*Problem description*:
Go through the records below line by line, counting those that contain the word "strlen"; answer with the count only.

━━━━━━━━━━

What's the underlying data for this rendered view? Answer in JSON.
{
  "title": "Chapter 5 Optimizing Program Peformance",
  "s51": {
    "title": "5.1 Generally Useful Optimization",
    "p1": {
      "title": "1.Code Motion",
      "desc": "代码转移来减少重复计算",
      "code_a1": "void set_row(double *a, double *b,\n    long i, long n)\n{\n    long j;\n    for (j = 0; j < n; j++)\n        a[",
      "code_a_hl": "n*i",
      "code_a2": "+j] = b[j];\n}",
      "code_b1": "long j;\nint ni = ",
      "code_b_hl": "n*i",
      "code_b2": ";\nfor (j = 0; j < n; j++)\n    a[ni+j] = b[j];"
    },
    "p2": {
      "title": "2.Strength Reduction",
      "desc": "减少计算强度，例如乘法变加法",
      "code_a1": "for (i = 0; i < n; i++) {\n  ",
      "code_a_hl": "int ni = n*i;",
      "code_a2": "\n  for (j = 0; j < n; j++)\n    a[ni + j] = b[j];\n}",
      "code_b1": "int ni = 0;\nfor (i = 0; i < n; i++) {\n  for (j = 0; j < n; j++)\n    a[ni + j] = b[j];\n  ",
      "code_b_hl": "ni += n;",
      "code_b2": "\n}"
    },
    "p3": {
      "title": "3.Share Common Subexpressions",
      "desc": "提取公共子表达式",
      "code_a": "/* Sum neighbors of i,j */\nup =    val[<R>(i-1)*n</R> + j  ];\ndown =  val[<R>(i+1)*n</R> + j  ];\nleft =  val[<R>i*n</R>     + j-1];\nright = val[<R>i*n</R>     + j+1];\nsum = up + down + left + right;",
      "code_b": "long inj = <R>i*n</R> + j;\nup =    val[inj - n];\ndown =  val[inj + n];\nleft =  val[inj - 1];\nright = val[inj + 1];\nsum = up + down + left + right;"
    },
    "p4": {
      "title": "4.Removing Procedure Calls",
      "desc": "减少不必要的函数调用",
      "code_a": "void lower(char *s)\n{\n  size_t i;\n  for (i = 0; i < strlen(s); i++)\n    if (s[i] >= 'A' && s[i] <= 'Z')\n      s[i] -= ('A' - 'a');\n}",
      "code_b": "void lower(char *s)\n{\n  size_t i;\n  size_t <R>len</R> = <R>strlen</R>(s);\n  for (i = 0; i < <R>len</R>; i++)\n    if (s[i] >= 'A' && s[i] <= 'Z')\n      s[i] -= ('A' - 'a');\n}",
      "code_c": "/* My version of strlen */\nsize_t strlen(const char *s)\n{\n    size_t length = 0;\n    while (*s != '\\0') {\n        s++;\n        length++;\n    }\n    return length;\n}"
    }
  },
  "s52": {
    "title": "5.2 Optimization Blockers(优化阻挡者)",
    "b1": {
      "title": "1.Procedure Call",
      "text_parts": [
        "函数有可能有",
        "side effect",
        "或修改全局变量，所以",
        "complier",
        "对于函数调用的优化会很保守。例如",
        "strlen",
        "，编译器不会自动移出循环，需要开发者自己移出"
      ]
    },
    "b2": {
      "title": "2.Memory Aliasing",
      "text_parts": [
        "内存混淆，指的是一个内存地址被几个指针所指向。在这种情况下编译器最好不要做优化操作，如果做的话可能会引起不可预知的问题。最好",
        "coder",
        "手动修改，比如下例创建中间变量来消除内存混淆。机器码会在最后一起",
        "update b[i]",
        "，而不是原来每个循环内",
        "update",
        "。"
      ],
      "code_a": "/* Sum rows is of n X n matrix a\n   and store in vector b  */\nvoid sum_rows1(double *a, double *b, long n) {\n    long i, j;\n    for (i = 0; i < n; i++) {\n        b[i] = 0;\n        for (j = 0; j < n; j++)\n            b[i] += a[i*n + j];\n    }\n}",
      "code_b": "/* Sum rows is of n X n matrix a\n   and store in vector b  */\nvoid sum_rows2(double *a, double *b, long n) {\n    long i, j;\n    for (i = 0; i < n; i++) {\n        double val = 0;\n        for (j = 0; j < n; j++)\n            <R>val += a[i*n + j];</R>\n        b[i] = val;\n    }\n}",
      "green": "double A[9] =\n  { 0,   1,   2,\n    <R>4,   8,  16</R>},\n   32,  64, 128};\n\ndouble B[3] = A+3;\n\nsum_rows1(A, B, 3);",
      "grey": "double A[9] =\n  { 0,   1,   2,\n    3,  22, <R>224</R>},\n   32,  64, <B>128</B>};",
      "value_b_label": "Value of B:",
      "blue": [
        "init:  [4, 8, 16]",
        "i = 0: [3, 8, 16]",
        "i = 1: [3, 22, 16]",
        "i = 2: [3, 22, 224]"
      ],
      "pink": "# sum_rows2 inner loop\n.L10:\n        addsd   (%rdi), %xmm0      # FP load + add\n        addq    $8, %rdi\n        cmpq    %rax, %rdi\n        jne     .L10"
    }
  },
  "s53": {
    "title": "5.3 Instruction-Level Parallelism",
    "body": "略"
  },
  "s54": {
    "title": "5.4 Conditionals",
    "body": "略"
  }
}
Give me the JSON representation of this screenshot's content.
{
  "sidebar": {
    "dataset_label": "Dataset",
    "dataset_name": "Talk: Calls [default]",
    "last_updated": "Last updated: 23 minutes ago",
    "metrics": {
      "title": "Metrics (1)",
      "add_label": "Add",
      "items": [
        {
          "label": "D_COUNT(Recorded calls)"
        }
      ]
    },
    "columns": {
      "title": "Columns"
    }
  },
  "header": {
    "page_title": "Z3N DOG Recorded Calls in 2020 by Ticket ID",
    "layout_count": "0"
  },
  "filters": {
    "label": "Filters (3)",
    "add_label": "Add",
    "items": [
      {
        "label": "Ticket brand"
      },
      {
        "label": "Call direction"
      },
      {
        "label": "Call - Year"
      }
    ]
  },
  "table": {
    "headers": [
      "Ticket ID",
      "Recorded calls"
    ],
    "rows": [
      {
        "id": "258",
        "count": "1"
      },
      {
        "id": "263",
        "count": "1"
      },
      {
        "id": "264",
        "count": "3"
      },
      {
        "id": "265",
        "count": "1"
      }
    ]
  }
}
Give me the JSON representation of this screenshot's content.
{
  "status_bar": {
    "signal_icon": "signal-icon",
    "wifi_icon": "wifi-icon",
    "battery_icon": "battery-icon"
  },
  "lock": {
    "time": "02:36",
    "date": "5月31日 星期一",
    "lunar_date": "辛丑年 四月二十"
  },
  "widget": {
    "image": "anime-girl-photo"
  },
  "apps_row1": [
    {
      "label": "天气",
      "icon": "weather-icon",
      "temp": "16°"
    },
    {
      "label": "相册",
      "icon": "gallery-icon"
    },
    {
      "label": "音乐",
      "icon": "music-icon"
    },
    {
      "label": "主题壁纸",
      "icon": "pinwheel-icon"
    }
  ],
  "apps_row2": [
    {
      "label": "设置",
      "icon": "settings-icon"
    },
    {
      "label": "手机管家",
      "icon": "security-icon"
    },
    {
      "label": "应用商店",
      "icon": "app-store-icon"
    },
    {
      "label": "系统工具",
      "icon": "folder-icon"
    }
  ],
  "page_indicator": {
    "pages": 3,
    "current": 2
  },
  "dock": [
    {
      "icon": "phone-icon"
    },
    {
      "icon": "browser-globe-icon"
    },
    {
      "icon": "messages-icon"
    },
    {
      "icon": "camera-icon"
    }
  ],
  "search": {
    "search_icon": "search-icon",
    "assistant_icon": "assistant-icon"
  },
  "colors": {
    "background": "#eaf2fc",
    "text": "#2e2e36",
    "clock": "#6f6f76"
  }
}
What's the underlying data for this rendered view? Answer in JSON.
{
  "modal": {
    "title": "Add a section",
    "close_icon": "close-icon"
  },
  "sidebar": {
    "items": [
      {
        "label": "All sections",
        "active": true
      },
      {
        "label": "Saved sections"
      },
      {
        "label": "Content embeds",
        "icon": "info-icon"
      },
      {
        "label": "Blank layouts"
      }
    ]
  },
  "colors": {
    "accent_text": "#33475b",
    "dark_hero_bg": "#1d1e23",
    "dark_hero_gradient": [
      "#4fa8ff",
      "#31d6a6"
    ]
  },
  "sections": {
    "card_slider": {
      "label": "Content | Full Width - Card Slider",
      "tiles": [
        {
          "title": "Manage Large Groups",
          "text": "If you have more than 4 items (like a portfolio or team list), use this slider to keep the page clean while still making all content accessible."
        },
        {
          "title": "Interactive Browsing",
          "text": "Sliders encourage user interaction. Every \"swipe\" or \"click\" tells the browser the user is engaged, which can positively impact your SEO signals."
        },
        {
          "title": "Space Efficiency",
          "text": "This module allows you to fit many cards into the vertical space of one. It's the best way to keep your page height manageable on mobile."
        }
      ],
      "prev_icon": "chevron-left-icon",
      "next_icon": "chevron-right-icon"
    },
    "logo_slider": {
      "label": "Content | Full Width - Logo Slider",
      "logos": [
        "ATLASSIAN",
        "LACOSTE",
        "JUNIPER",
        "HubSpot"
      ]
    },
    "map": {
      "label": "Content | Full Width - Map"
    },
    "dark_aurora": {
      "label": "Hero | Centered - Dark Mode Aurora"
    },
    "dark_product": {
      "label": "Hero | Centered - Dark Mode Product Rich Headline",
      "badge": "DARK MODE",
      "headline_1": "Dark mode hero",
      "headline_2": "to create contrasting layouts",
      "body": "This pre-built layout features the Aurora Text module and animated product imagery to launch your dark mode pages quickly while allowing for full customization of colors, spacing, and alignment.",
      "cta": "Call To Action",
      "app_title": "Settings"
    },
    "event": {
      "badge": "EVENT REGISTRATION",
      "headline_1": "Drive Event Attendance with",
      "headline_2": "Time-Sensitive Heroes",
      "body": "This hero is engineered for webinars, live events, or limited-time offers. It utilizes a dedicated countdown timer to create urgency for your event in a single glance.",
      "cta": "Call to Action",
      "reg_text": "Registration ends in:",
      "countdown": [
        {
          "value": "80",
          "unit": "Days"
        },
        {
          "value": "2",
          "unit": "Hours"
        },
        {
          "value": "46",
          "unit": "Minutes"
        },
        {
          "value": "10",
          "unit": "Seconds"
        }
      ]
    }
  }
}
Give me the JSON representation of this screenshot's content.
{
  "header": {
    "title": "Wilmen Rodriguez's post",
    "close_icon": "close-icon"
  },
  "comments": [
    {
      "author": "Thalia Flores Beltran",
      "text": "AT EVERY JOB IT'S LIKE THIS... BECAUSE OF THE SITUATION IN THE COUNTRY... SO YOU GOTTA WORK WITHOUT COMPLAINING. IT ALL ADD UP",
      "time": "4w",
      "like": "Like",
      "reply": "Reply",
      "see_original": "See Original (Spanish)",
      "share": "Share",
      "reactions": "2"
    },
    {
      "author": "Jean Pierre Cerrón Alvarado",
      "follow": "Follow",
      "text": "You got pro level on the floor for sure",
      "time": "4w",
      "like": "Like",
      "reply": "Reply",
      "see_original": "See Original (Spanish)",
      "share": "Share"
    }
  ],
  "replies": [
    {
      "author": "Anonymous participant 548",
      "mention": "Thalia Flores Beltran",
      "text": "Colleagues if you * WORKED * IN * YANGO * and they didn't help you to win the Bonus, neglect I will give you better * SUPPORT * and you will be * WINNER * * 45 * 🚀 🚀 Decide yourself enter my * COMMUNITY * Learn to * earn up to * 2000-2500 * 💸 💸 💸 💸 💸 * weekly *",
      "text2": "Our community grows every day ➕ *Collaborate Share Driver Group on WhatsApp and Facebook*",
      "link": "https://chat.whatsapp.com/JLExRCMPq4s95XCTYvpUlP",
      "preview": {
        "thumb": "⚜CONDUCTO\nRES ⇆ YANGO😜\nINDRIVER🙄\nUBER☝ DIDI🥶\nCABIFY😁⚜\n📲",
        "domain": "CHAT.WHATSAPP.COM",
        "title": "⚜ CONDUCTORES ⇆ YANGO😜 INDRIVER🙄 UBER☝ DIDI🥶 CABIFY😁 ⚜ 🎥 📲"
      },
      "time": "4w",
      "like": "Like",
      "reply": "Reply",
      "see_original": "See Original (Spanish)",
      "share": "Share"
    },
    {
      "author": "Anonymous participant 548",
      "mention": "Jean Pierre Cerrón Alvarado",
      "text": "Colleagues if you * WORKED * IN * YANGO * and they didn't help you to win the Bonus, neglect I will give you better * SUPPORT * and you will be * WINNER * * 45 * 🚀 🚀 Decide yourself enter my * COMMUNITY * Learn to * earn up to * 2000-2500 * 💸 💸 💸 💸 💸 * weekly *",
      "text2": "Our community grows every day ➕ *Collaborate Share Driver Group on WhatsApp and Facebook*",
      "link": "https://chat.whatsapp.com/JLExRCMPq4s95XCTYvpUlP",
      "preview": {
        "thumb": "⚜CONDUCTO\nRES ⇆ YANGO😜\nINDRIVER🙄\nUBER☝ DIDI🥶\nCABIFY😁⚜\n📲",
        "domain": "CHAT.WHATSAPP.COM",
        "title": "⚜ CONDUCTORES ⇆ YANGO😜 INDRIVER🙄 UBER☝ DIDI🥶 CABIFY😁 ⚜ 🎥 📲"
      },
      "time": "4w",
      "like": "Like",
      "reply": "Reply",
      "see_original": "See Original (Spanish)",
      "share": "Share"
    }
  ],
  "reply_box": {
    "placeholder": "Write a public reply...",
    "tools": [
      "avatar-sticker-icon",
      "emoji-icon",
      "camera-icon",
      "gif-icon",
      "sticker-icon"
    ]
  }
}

━━━━━━━━━━

*Finished answer*:
4